EXERCISE BRIEF
All of the data should be output character for character, except the pictures.

(Entries from a dataset)
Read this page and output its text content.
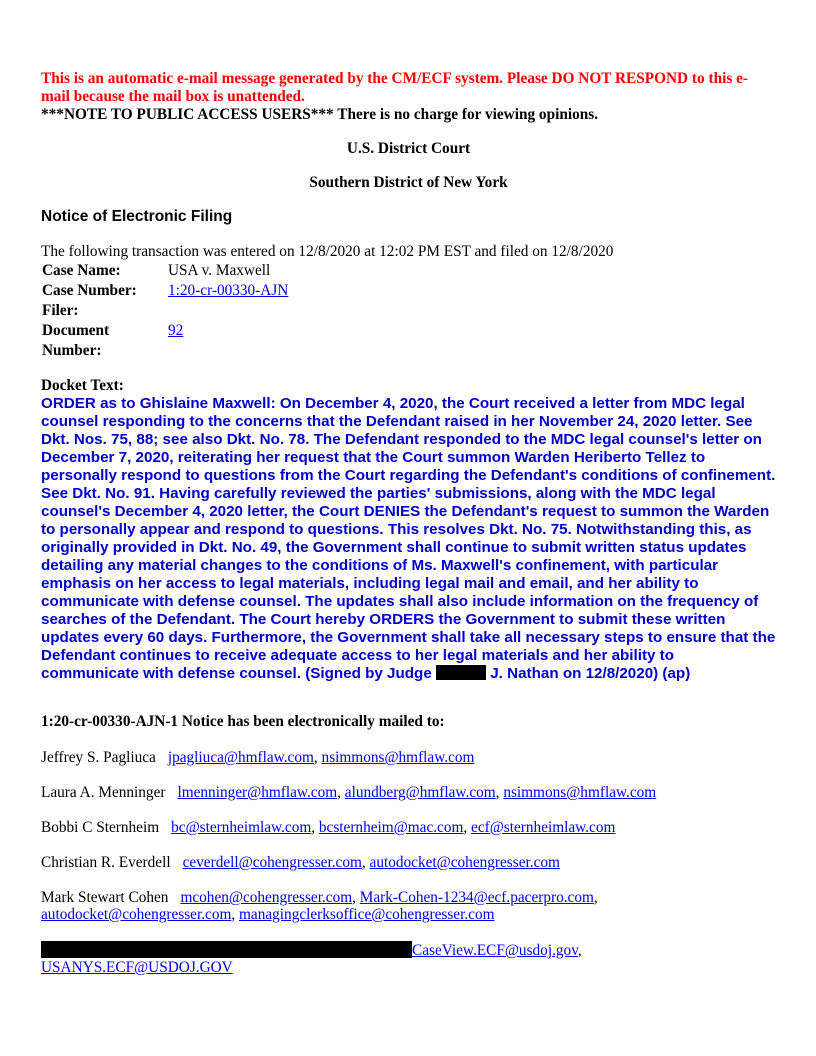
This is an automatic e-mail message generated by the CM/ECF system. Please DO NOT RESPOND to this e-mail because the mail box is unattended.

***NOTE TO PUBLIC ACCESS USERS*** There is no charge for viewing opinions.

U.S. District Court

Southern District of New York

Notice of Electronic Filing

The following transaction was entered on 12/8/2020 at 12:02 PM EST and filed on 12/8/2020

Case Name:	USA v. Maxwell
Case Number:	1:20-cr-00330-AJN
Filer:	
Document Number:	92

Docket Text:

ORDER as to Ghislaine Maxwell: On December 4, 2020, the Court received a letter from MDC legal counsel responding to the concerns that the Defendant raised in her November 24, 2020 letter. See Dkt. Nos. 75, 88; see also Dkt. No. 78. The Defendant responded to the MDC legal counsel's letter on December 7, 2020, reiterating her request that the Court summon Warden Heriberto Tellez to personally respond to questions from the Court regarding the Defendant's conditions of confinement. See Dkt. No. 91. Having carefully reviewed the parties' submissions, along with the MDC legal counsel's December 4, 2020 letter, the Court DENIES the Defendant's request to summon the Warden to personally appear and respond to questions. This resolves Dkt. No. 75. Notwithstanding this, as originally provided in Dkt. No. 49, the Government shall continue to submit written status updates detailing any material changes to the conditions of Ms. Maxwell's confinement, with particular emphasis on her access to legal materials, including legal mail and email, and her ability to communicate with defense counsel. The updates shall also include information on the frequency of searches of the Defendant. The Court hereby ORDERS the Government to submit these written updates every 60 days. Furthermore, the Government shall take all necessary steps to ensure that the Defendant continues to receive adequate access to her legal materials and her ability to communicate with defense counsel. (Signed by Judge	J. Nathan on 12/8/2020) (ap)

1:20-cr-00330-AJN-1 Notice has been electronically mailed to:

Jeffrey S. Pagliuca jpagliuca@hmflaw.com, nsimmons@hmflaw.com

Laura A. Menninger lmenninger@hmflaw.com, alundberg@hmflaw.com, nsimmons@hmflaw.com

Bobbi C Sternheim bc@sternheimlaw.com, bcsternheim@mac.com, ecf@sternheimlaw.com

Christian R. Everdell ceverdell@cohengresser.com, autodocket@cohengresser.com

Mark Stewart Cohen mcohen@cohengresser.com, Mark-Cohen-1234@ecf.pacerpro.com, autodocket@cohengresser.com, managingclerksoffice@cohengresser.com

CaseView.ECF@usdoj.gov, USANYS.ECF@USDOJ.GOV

ANSWER TO THIS TASK
Read this page and output its text content.
This is an automatic e-mail message generated by the CM/ECF system. Please DO NOT RESPOND to this e-mail because the mail box is unattended.

***NOTE TO PUBLIC ACCESS USERS*** There is no charge for viewing opinions.

U.S. District Court

Southern District of New York

Notice of Electronic Filing

The following transaction was entered on 12/8/2020 at 12:02 PM EST and filed on 12/8/2020

Case Name:	USA v. Maxwell
Case Number:	1:20-cr-00330-AJN
Filer:	
Document Number:	92

Docket Text:

ORDER as to Ghislaine Maxwell: On December 4, 2020, the Court received a letter from MDC legal counsel responding to the concerns that the Defendant raised in her November 24, 2020 letter. See Dkt. Nos. 75, 88; see also Dkt. No. 78. The Defendant responded to the MDC legal counsel's letter on December 7, 2020, reiterating her request that the Court summon Warden Heriberto Tellez to personally respond to questions from the Court regarding the Defendant's conditions of confinement. See Dkt. No. 91. Having carefully reviewed the parties' submissions, along with the MDC legal counsel's December 4, 2020 letter, the Court DENIES the Defendant's request to summon the Warden to personally appear and respond to questions. This resolves Dkt. No. 75. Notwithstanding this, as originally provided in Dkt. No. 49, the Government shall continue to submit written status updates detailing any material changes to the conditions of Ms. Maxwell's confinement, with particular emphasis on her access to legal materials, including legal mail and email, and her ability to communicate with defense counsel. The updates shall also include information on the frequency of searches of the Defendant. The Court hereby ORDERS the Government to submit these written updates every 60 days. Furthermore, the Government shall take all necessary steps to ensure that the Defendant continues to receive adequate access to her legal materials and her ability to communicate with defense counsel. (Signed by Judge	J. Nathan on 12/8/2020) (ap)

1:20-cr-00330-AJN-1 Notice has been electronically mailed to:

Jeffrey S. Pagliuca jpagliuca@hmflaw.com, nsimmons@hmflaw.com

Laura A. Menninger lmenninger@hmflaw.com, alundberg@hmflaw.com, nsimmons@hmflaw.com

Bobbi C Sternheim bc@sternheimlaw.com, bcsternheim@mac.com, ecf@sternheimlaw.com

Christian R. Everdell ceverdell@cohengresser.com, autodocket@cohengresser.com

Mark Stewart Cohen mcohen@cohengresser.com, Mark-Cohen-1234@ecf.pacerpro.com, autodocket@cohengresser.com, managingclerksoffice@cohengresser.com

CaseView.ECF@usdoj.gov, USANYS.ECF@USDOJ.GOV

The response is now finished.